Spatial layout data
----
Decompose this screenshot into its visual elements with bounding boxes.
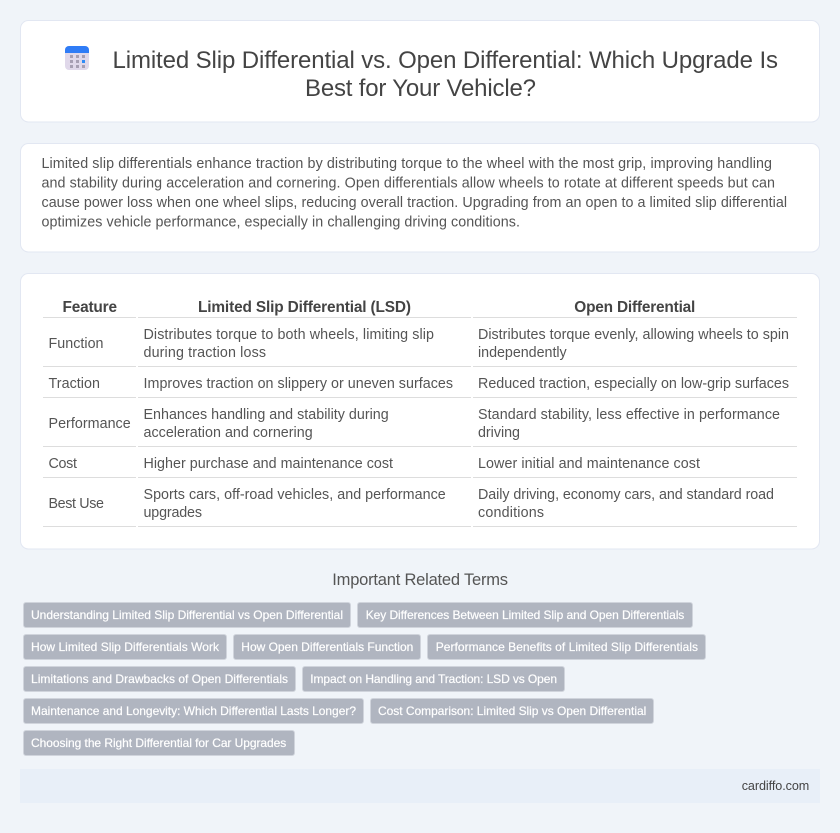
title: Best for Your Vehicle? <box>305 75 536 102</box>
row: traction: Improves traction on slippery or uneven surfaces <box>144 376 453 392</box>
row: function: Distributes torque evenly, allowing wheels to spin <box>478 327 789 343</box>
table header: Feature <box>62 299 117 316</box>
text block: description <box>42 156 787 230</box>
row: function: during traction loss <box>144 345 266 361</box>
tag <box>24 730 294 756</box>
tag <box>24 698 364 724</box>
table header: Open Differential <box>574 299 695 316</box>
row: function: Distributes torque to both wheels, limiting slip <box>144 327 434 343</box>
row: performance: acceleration and cornering <box>144 425 313 441</box>
tag list: related terms <box>24 602 706 756</box>
row: traction: Traction <box>48 376 100 392</box>
tag <box>24 634 226 660</box>
table header: Limited Slip Differential (LSD) <box>198 299 411 316</box>
tag <box>24 666 296 692</box>
tag: How Open Differentials Function <box>241 640 413 654</box>
tag: Key Differences Between Limited Slip and Open Differentials <box>366 608 684 622</box>
row: function: independently <box>478 345 568 361</box>
panel: header <box>20 20 820 122</box>
tag: Impact on Handling and Traction: LSD vs Open <box>310 672 557 686</box>
tag: Understanding Limited Slip Differential vs Open Differential <box>31 608 343 622</box>
heading: related terms: Important Related Terms <box>332 571 508 589</box>
panel: description <box>20 144 820 252</box>
row: performance: Standard stability, less effective in performance <box>478 407 780 423</box>
row: cost: Higher purchase and maintenance cost <box>144 456 393 472</box>
tag <box>234 634 420 660</box>
row: performance: Performance <box>48 416 131 432</box>
row: function <box>48 327 789 361</box>
row: performance: Enhances handling and stability during <box>144 407 389 423</box>
tag: Maintenance and Longevity: Which Differential Lasts Longer? <box>31 704 356 718</box>
row: traction: Reduced traction, especially on low-grip surfaces <box>478 376 789 392</box>
row: performance: driving <box>478 425 520 441</box>
row: cost <box>48 456 700 472</box>
text block: description: Limited slip differentials enhance traction by distributing torque to the wheel with the most grip, improving handling <box>42 156 772 172</box>
tag: Choosing the Right Differential for Car Upgrades <box>31 736 286 750</box>
tag: Cost Comparison: Limited Slip vs Open Differential <box>378 704 646 718</box>
row: cost: Cost <box>48 456 77 472</box>
tag <box>428 634 706 660</box>
panel: comparison table <box>20 274 820 549</box>
tag <box>302 666 564 692</box>
text block: description: cause power loss when one wheel slips, reducing overall traction. Upgrading from an open to a limited slip differential <box>42 195 787 211</box>
tag <box>358 602 692 628</box>
tag: Limitations and Drawbacks of Open Differentials <box>31 672 288 686</box>
text block: description: and stability during acceleration and cornering. Open differentials allow wheels to rotate at different speeds but can <box>42 176 775 192</box>
tag <box>24 602 350 628</box>
icon: calendar <box>65 46 89 70</box>
tag <box>370 698 654 724</box>
text block: description: optimizes vehicle performance, especially in challenging driving conditions. <box>42 214 520 230</box>
table header <box>62 299 695 316</box>
row: best use: Best Use <box>48 496 104 512</box>
tag: Performance Benefits of Limited Slip Differentials <box>436 640 698 654</box>
row: function: Function <box>48 336 104 352</box>
row: best use: conditions <box>478 505 544 521</box>
title <box>112 47 778 102</box>
title: Limited Slip Differential vs. Open Differential: Which Upgrade Is <box>112 47 778 74</box>
tag: How Limited Slip Differentials Work <box>31 640 220 654</box>
row: best use: Daily driving, economy cars, and standard road <box>478 487 774 503</box>
row: best use: Sports cars, off-road vehicles, and performance <box>144 487 446 503</box>
row: traction <box>48 376 789 392</box>
row: best use <box>48 487 774 521</box>
row: best use: upgrades <box>144 505 202 521</box>
footer <box>20 769 820 803</box>
footer: cardiffo.com <box>742 779 809 793</box>
row: performance <box>48 407 780 441</box>
row: cost: Lower initial and maintenance cost <box>478 456 700 472</box>
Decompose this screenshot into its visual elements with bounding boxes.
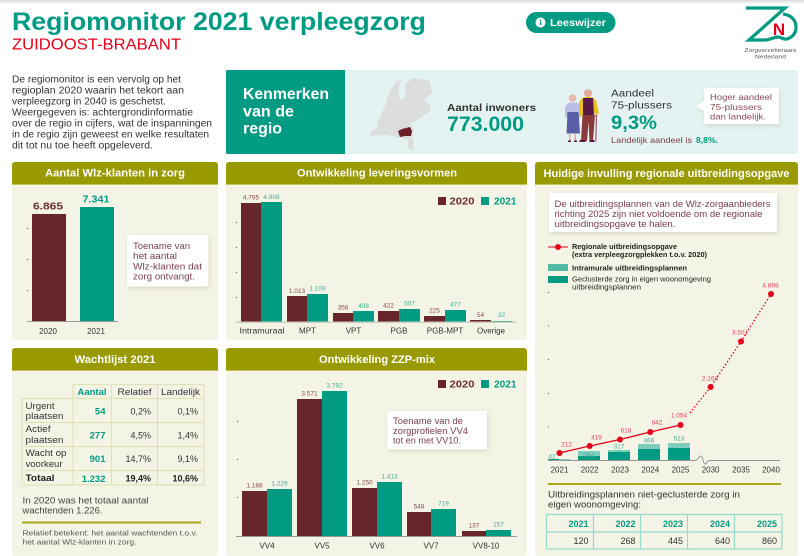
----
» **WHAT YOU HAVE TO DO**: Format every line of the records above as a Markdown table with the columns "Row" and "Line". Skip blank lines and leave the pictures out.

» **WRITTEN REPLY**:
| Row | Line |
|---|---|
| 1 | Decompose this screenshot into its visual elements with bounding boxes. |
| 2 | title: Best for Your Vehicle? <box>305 75 536 102</box> |
| 3 | row: traction: Improves traction on slippery or uneven surfaces <box>144 376 453 392</box> |
| 4 | row: function: Distributes torque evenly, allowing wheels to spin <box>478 327 789 343</box> |
| 5 | table header: Feature <box>62 299 117 316</box> |
| 6 | text block: description <box>42 156 787 230</box> |
| 7 | row: function: during traction loss <box>144 345 266 361</box> |
| 8 | tag <box>24 730 294 756</box> |
| 9 | tag <box>24 698 364 724</box> |
| 10 | table header: Open Differential <box>574 299 695 316</box> |
| 11 | row: function: Distributes torque to both wheels, limiting slip <box>144 327 434 343</box> |
| 12 | row: performance: acceleration and cornering <box>144 425 313 441</box> |
| 13 | tag list: related terms <box>24 602 706 756</box> |
| 14 | row: traction: Traction <box>48 376 100 392</box> |
| 15 | tag <box>24 634 226 660</box> |
| 16 | table header: Limited Slip Differential (LSD) <box>198 299 411 316</box> |
| 17 | tag <box>24 666 296 692</box> |
| 18 | tag: How Open Differentials Function <box>241 640 413 654</box> |
| 19 | tag: Key Differences Between Limited Slip and Open Differentials <box>366 608 684 622</box> |
| 20 | row: function: independently <box>478 345 568 361</box> |
| 21 | panel: header <box>20 20 820 122</box> |
| 22 | tag: Impact on Handling and Traction: LSD vs Open <box>310 672 557 686</box> |
| 23 | tag: Understanding Limited Slip Differential vs Open Differential <box>31 608 343 622</box> |
| 24 | heading: related terms: Important Related Terms <box>332 571 508 589</box> |
| 25 | panel: description <box>20 144 820 252</box> |
| 26 | row: performance: Standard stability, less effective in performance <box>478 407 780 423</box> |
| 27 | row: cost: Higher purchase and maintenance cost <box>144 456 393 472</box> |
| 28 | tag <box>234 634 420 660</box> |
| 29 | row: performance: Performance <box>48 416 131 432</box> |
| 30 | row: function <box>48 327 789 361</box> |
| 31 | row: performance: Enhances handling and stability during <box>144 407 389 423</box> |
| 32 | tag: Maintenance and Longevity: Which Differential Lasts Longer? <box>31 704 356 718</box> |
| 33 | row: traction: Reduced traction, especially on low-grip surfaces <box>478 376 789 392</box> |
| 34 | row: performance: driving <box>478 425 520 441</box> |
| 35 | row: cost <box>48 456 700 472</box> |
| 36 | text block: description: Limited slip differentials enhance traction by distributing torque to the wheel with the most grip, improving handling <box>42 156 772 172</box> |
| 37 | tag: Choosing the Right Differential for Car Upgrades <box>31 736 286 750</box> |
| 38 | tag: Cost Comparison: Limited Slip vs Open Differential <box>378 704 646 718</box> |
| 39 | row: cost: Cost <box>48 456 77 472</box> |
| 40 | tag <box>428 634 706 660</box> |
| 41 | panel: comparison table <box>20 274 820 549</box> |
| 42 | tag <box>302 666 564 692</box> |
| 43 | text block: description: cause power loss when one wheel slips, reducing overall traction. Upgrading from an open to a limited slip differential <box>42 195 787 211</box> |
| 44 | tag <box>358 602 692 628</box> |
| 45 | tag: Limitations and Drawbacks of Open Differentials <box>31 672 288 686</box> |
| 46 | text block: description: and stability during acceleration and cornering. Open differentials allow wheels to rotate at different speeds but can <box>42 176 775 192</box> |
| 47 | tag <box>24 602 350 628</box> |
| 48 | icon: calendar <box>65 46 89 70</box> |
| 49 | tag <box>370 698 654 724</box> |
| 50 | text block: description: optimizes vehicle performance, especially in challenging driving conditions. <box>42 214 520 230</box> |
| 51 | table header <box>62 299 695 316</box> |
| 52 | row: best use: Best Use <box>48 496 104 512</box> |
| 53 | tag: Performance Benefits of Limited Slip Differentials <box>436 640 698 654</box> |
| 54 | row: function: Function <box>48 336 104 352</box> |
| 55 | row: best use: conditions <box>478 505 544 521</box> |
| 56 | title <box>112 47 778 102</box> |
| 57 | title: Limited Slip Differential vs. Open Differential: Which Upgrade Is <box>112 47 778 74</box> |
| 58 | tag: How Limited Slip Differentials Work <box>31 640 220 654</box> |
| 59 | row: best use: Daily driving, economy cars, and standard road <box>478 487 774 503</box> |
| 60 | row: best use: Sports cars, off-road vehicles, and performance <box>144 487 446 503</box> |
| 61 | row: traction <box>48 376 789 392</box> |
| 62 | row: best use <box>48 487 774 521</box> |
| 63 | row: best use: upgrades <box>144 505 202 521</box> |
| 64 | footer <box>20 769 820 803</box> |
| 65 | footer: cardiffo.com <box>742 779 809 793</box> |
| 66 | row: performance <box>48 407 780 441</box> |
| 67 | row: cost: Lower initial and maintenance cost <box>478 456 700 472</box> |
| 68 | Decompose this screenshot into its visual elements with bounding boxes. |